DATA SECTION start

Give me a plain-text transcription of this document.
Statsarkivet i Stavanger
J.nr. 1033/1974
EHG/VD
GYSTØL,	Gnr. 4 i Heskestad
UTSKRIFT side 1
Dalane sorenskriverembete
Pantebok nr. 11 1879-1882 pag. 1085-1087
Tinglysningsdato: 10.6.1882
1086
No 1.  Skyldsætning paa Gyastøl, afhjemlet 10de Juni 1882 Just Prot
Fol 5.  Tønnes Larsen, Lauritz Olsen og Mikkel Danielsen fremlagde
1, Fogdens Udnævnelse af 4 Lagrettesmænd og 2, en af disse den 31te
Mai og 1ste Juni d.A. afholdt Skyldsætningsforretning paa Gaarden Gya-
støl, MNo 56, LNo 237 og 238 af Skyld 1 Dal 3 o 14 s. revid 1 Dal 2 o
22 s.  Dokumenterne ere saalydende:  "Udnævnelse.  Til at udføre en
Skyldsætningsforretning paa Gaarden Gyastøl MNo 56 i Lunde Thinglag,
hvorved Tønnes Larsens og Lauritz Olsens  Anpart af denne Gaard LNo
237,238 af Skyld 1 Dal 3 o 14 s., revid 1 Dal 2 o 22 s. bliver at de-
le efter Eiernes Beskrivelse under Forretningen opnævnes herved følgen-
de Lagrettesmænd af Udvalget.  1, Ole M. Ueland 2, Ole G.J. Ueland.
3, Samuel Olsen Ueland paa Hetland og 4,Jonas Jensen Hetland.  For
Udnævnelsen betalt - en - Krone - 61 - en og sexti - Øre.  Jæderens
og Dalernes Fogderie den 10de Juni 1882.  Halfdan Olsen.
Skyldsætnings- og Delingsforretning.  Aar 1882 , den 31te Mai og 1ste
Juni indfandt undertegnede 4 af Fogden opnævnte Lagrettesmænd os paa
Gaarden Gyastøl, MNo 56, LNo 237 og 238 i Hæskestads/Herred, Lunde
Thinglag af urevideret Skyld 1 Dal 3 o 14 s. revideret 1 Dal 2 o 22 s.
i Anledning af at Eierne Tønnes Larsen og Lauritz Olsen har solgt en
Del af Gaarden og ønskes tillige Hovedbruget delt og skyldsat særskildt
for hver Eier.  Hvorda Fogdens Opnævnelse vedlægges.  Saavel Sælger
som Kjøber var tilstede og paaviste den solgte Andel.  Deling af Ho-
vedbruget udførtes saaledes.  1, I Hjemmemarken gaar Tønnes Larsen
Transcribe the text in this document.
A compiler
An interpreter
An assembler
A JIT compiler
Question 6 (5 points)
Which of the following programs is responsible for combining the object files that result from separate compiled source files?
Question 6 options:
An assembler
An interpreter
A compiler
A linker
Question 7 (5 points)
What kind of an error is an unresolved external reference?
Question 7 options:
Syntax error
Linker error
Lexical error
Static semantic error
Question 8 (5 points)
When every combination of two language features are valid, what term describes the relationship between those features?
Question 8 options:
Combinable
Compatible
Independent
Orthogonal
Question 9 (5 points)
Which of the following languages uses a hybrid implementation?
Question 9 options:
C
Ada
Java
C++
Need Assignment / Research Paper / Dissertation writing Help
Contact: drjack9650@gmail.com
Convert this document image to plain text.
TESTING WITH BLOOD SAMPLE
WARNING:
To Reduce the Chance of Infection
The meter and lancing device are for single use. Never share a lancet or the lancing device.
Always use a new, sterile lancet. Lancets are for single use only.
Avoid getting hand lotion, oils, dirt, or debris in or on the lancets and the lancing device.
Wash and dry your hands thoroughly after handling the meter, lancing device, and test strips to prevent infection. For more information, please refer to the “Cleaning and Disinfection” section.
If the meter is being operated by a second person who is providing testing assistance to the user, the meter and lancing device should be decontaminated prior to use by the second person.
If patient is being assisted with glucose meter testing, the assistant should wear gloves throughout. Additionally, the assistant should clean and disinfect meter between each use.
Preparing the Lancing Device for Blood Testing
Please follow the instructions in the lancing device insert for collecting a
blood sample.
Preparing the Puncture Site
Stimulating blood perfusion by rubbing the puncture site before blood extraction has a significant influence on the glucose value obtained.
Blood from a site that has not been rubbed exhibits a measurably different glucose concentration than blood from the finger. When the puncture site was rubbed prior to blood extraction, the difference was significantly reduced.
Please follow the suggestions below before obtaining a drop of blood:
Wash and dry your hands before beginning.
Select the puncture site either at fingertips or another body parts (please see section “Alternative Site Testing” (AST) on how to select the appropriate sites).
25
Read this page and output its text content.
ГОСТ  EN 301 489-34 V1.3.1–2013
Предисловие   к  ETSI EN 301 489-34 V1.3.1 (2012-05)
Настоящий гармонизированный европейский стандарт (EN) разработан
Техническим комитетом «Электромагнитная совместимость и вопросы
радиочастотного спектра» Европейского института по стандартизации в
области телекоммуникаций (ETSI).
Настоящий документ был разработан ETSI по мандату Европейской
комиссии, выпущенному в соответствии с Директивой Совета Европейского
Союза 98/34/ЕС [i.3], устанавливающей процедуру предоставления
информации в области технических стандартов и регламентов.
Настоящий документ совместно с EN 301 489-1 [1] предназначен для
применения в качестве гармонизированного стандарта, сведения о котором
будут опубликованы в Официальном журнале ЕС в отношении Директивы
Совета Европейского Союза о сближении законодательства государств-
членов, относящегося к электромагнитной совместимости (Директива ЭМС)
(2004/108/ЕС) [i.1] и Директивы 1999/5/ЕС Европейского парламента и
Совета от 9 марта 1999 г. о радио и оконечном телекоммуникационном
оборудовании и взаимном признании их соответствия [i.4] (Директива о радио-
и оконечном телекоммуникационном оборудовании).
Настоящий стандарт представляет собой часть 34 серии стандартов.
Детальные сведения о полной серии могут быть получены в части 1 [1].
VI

DATA SECTION end

▸ **GOAL**:
Copy all of the data exactly.

▸ **RESPONSE BELOW**:
Give me a plain-text transcription of this document.
Statsarkivet i Stavanger
J.nr. 1033/1974
EHG/VD
GYSTØL,	Gnr. 4 i Heskestad
UTSKRIFT side 1
Dalane sorenskriverembete
Pantebok nr. 11 1879-1882 pag. 1085-1087
Tinglysningsdato: 10.6.1882
1086
No 1.  Skyldsætning paa Gyastøl, afhjemlet 10de Juni 1882 Just Prot
Fol 5.  Tønnes Larsen, Lauritz Olsen og Mikkel Danielsen fremlagde
1, Fogdens Udnævnelse af 4 Lagrettesmænd og 2, en af disse den 31te
Mai og 1ste Juni d.A. afholdt Skyldsætningsforretning paa Gaarden Gya-
støl, MNo 56, LNo 237 og 238 af Skyld 1 Dal 3 o 14 s. revid 1 Dal 2 o
22 s.  Dokumenterne ere saalydende:  "Udnævnelse.  Til at udføre en
Skyldsætningsforretning paa Gaarden Gyastøl MNo 56 i Lunde Thinglag,
hvorved Tønnes Larsens og Lauritz Olsens  Anpart af denne Gaard LNo
237,238 af Skyld 1 Dal 3 o 14 s., revid 1 Dal 2 o 22 s. bliver at de-
le efter Eiernes Beskrivelse under Forretningen opnævnes herved følgen-
de Lagrettesmænd af Udvalget.  1, Ole M. Ueland 2, Ole G.J. Ueland.
3, Samuel Olsen Ueland paa Hetland og 4,Jonas Jensen Hetland.  For
Udnævnelsen betalt - en - Krone - 61 - en og sexti - Øre.  Jæderens
og Dalernes Fogderie den 10de Juni 1882.  Halfdan Olsen.
Skyldsætnings- og Delingsforretning.  Aar 1882 , den 31te Mai og 1ste
Juni indfandt undertegnede 4 af Fogden opnævnte Lagrettesmænd os paa
Gaarden Gyastøl, MNo 56, LNo 237 og 238 i Hæskestads/Herred, Lunde
Thinglag af urevideret Skyld 1 Dal 3 o 14 s. revideret 1 Dal 2 o 22 s.
i Anledning af at Eierne Tønnes Larsen og Lauritz Olsen har solgt en
Del af Gaarden og ønskes tillige Hovedbruget delt og skyldsat særskildt
for hver Eier.  Hvorda Fogdens Opnævnelse vedlægges.  Saavel Sælger
som Kjøber var tilstede og paaviste den solgte Andel.  Deling af Ho-
vedbruget udførtes saaledes.  1, I Hjemmemarken gaar Tønnes Larsen
Transcribe the text in this document.
A compiler
An interpreter
An assembler
A JIT compiler
Question 6 (5 points)
Which of the following programs is responsible for combining the object files that result from separate compiled source files?
Question 6 options:
An assembler
An interpreter
A compiler
A linker
Question 7 (5 points)
What kind of an error is an unresolved external reference?
Question 7 options:
Syntax error
Linker error
Lexical error
Static semantic error
Question 8 (5 points)
When every combination of two language features are valid, what term describes the relationship between those features?
Question 8 options:
Combinable
Compatible
Independent
Orthogonal
Question 9 (5 points)
Which of the following languages uses a hybrid implementation?
Question 9 options:
C
Ada
Java
C++
Need Assignment / Research Paper / Dissertation writing Help
Contact: drjack9650@gmail.com
Convert this document image to plain text.
TESTING WITH BLOOD SAMPLE
WARNING:
To Reduce the Chance of Infection
The meter and lancing device are for single use. Never share a lancet or the lancing device.
Always use a new, sterile lancet. Lancets are for single use only.
Avoid getting hand lotion, oils, dirt, or debris in or on the lancets and the lancing device.
Wash and dry your hands thoroughly after handling the meter, lancing device, and test strips to prevent infection. For more information, please refer to the “Cleaning and Disinfection” section.
If the meter is being operated by a second person who is providing testing assistance to the user, the meter and lancing device should be decontaminated prior to use by the second person.
If patient is being assisted with glucose meter testing, the assistant should wear gloves throughout. Additionally, the assistant should clean and disinfect meter between each use.
Preparing the Lancing Device for Blood Testing
Please follow the instructions in the lancing device insert for collecting a
blood sample.
Preparing the Puncture Site
Stimulating blood perfusion by rubbing the puncture site before blood extraction has a significant influence on the glucose value obtained.
Blood from a site that has not been rubbed exhibits a measurably different glucose concentration than blood from the finger. When the puncture site was rubbed prior to blood extraction, the difference was significantly reduced.
Please follow the suggestions below before obtaining a drop of blood:
Wash and dry your hands before beginning.
Select the puncture site either at fingertips or another body parts (please see section “Alternative Site Testing” (AST) on how to select the appropriate sites).
25
Read this page and output its text content.
ГОСТ  EN 301 489-34 V1.3.1–2013
Предисловие   к  ETSI EN 301 489-34 V1.3.1 (2012-05)
Настоящий гармонизированный европейский стандарт (EN) разработан
Техническим комитетом «Электромагнитная совместимость и вопросы
радиочастотного спектра» Европейского института по стандартизации в
области телекоммуникаций (ETSI).
Настоящий документ был разработан ETSI по мандату Европейской
комиссии, выпущенному в соответствии с Директивой Совета Европейского
Союза 98/34/ЕС [i.3], устанавливающей процедуру предоставления
информации в области технических стандартов и регламентов.
Настоящий документ совместно с EN 301 489-1 [1] предназначен для
применения в качестве гармонизированного стандарта, сведения о котором
будут опубликованы в Официальном журнале ЕС в отношении Директивы
Совета Европейского Союза о сближении законодательства государств-
членов, относящегося к электромагнитной совместимости (Директива ЭМС)
(2004/108/ЕС) [i.1] и Директивы 1999/5/ЕС Европейского парламента и
Совета от 9 марта 1999 г. о радио и оконечном телекоммуникационном
оборудовании и взаимном признании их соответствия [i.4] (Директива о радио-
и оконечном телекоммуникационном оборудовании).
Настоящий стандарт представляет собой часть 34 серии стандартов.
Детальные сведения о полной серии могут быть получены в части 1 [1].
VI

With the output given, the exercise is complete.